Lines holding the string "forecast" are the ones to copy; find them all in the data.

______

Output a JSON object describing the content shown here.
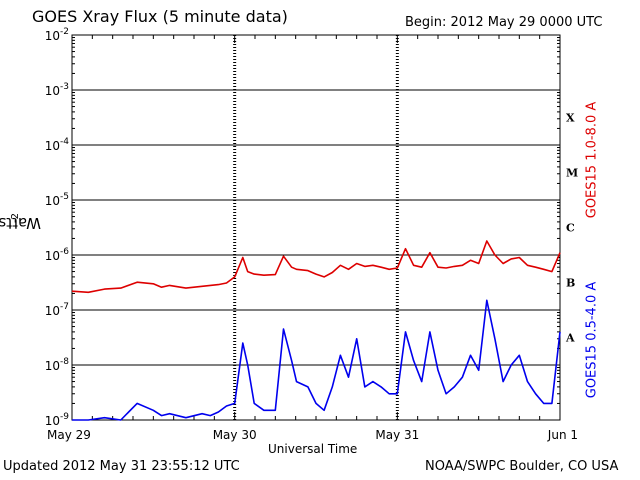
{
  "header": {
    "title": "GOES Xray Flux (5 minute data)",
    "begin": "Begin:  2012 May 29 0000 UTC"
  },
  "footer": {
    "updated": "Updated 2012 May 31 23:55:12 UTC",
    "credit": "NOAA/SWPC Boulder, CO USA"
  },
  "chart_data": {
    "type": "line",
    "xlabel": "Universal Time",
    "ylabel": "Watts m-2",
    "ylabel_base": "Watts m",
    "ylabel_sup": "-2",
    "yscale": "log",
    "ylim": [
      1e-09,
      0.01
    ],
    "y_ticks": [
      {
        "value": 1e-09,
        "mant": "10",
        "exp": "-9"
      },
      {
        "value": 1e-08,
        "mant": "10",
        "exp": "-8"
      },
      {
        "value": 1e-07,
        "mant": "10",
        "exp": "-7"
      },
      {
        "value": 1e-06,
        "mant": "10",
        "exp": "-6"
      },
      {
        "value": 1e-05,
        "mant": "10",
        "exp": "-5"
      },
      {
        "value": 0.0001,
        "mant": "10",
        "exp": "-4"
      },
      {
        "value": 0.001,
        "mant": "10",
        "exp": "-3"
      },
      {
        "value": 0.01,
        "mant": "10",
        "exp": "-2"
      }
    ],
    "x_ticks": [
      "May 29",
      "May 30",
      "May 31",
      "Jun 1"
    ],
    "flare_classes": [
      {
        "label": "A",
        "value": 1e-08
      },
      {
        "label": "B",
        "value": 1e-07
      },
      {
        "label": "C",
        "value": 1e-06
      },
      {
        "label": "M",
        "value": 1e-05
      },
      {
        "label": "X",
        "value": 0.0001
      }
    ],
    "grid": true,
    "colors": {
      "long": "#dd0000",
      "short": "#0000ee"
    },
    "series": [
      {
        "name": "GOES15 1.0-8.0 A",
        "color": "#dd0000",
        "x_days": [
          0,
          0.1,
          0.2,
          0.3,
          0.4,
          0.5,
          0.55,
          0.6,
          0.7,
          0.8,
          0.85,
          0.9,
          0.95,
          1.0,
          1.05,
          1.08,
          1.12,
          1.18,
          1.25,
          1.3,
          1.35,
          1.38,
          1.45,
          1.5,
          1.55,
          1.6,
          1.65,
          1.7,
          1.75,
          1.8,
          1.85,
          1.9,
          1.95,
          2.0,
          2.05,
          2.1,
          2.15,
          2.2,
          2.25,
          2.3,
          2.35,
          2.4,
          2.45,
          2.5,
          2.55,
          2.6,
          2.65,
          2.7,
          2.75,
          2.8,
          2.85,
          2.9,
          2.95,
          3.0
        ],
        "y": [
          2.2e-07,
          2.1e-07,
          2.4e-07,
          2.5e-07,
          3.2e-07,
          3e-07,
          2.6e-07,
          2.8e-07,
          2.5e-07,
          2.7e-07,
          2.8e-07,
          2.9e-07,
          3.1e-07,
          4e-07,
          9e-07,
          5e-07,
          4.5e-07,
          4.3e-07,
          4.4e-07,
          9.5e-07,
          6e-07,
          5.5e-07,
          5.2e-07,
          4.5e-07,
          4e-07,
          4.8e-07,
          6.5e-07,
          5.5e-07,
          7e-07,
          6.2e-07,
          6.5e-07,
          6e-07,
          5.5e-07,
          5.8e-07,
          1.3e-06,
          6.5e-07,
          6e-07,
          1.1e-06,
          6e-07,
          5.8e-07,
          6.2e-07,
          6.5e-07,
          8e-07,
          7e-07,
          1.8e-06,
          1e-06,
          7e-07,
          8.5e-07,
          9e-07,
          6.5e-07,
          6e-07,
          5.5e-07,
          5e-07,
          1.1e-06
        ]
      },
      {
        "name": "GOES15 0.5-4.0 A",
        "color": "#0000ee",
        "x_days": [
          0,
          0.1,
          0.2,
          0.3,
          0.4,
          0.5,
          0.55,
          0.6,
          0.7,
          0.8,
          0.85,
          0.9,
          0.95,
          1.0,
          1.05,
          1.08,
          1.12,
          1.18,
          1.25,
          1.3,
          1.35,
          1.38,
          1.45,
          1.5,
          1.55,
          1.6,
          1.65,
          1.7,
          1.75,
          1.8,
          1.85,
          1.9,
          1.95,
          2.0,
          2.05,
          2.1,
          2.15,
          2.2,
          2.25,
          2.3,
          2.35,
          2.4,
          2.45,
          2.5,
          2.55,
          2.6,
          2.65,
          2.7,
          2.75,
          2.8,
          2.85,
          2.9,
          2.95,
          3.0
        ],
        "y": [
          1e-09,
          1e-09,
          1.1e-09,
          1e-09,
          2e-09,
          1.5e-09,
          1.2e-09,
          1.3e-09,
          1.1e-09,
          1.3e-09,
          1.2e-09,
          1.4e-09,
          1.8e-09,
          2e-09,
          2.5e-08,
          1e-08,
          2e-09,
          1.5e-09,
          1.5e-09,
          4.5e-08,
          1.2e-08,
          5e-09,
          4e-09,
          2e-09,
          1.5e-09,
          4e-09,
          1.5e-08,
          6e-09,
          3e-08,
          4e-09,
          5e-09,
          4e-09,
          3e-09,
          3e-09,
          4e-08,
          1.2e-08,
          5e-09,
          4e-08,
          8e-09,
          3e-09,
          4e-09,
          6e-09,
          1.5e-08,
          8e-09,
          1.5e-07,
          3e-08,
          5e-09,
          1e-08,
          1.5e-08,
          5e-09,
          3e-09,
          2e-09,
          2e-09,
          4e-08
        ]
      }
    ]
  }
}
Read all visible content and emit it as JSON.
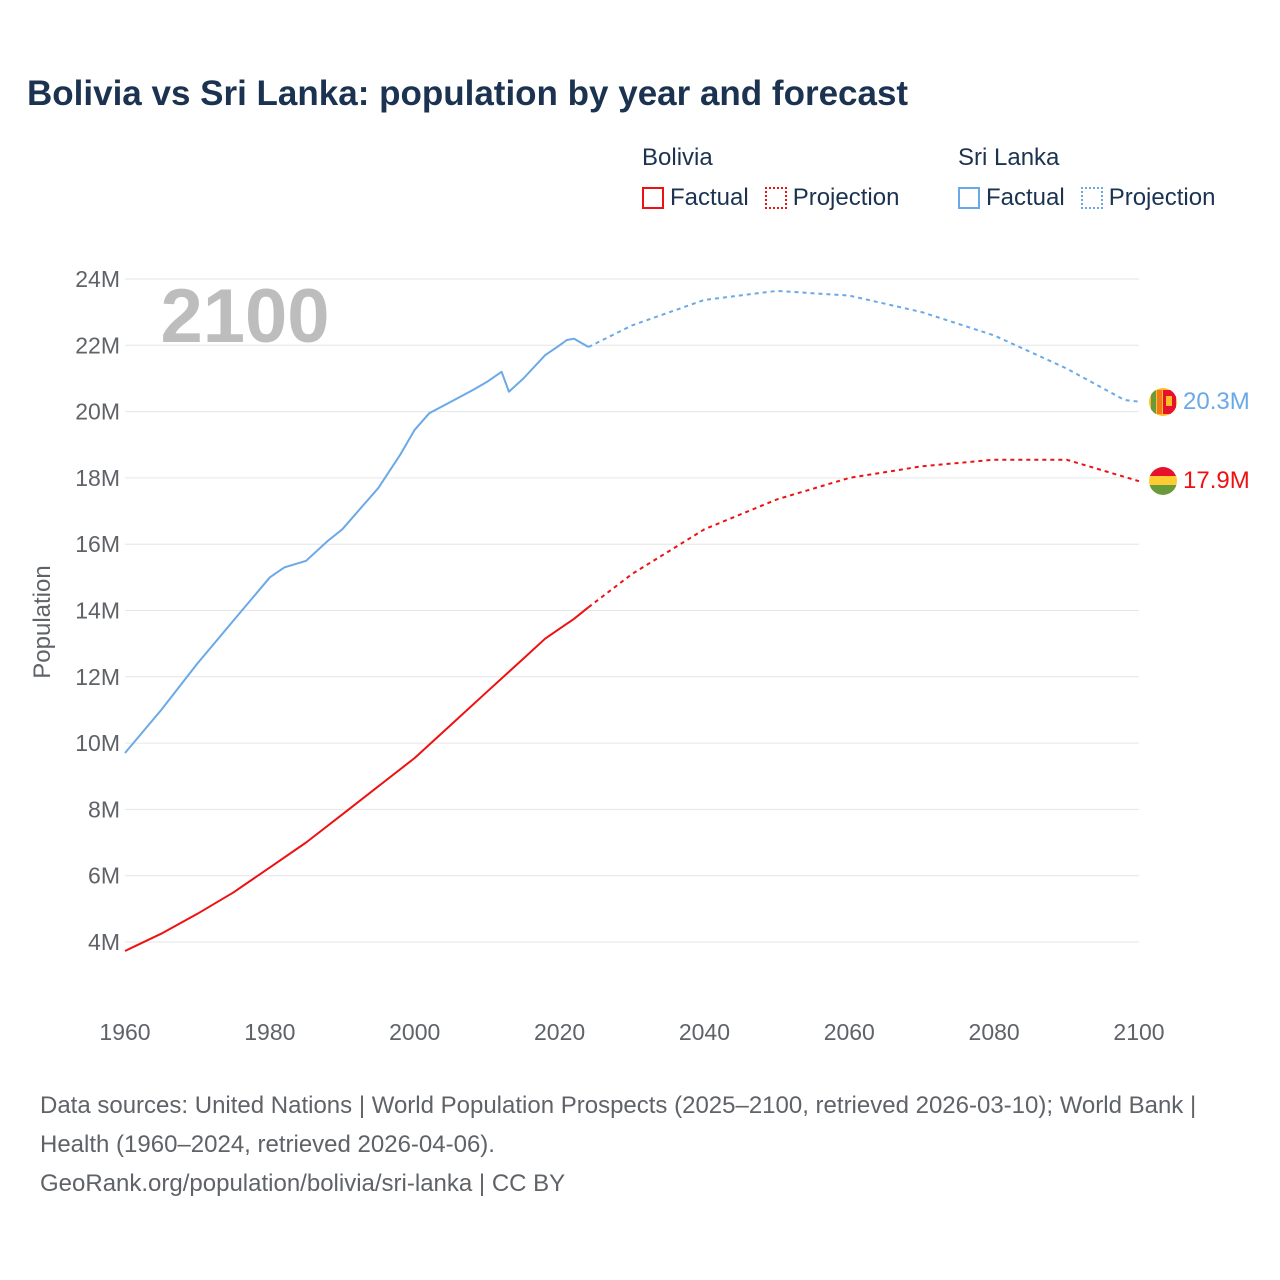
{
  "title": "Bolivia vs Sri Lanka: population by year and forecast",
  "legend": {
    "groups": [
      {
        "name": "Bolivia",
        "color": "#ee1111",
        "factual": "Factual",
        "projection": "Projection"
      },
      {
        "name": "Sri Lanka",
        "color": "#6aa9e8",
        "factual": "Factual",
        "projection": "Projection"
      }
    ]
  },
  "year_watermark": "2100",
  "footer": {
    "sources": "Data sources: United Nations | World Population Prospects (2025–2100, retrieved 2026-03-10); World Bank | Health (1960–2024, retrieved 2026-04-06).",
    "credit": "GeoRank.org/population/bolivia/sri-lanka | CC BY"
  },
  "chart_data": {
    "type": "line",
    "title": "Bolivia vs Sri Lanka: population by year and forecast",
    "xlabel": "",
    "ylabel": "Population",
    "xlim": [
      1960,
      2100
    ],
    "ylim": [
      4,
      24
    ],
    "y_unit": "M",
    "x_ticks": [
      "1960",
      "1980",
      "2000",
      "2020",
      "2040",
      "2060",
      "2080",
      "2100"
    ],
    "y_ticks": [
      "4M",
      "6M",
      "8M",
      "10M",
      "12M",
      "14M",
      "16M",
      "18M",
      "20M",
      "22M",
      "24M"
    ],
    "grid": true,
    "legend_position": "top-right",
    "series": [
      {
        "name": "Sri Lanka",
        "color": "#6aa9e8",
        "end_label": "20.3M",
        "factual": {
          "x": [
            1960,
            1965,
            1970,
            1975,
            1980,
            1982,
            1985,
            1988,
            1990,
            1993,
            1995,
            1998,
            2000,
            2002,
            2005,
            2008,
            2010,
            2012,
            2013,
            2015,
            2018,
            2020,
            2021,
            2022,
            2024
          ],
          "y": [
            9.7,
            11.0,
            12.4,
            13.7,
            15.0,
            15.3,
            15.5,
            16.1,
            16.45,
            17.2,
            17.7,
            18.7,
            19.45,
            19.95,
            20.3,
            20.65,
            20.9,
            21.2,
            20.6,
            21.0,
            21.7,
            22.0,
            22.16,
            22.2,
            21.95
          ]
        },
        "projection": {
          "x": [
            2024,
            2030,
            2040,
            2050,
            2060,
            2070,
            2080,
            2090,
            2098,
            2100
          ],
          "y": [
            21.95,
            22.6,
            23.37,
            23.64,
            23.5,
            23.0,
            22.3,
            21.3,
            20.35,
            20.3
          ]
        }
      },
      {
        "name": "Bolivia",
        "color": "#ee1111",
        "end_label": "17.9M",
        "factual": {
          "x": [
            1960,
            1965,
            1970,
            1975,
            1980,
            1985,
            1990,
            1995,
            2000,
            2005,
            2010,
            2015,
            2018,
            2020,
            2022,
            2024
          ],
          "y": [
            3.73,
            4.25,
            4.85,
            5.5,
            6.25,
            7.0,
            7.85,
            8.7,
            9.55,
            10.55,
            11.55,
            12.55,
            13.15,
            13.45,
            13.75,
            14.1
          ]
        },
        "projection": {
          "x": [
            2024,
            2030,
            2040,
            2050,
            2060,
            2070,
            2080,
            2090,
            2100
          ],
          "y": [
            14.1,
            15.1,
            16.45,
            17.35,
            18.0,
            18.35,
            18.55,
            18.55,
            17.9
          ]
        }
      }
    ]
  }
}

______

- _WRITTEN ANSWER_
  "title": "Bolivia vs Sri Lanka: population by year and forecast",
    "title": "Bolivia vs Sri Lanka: population by year and forecast",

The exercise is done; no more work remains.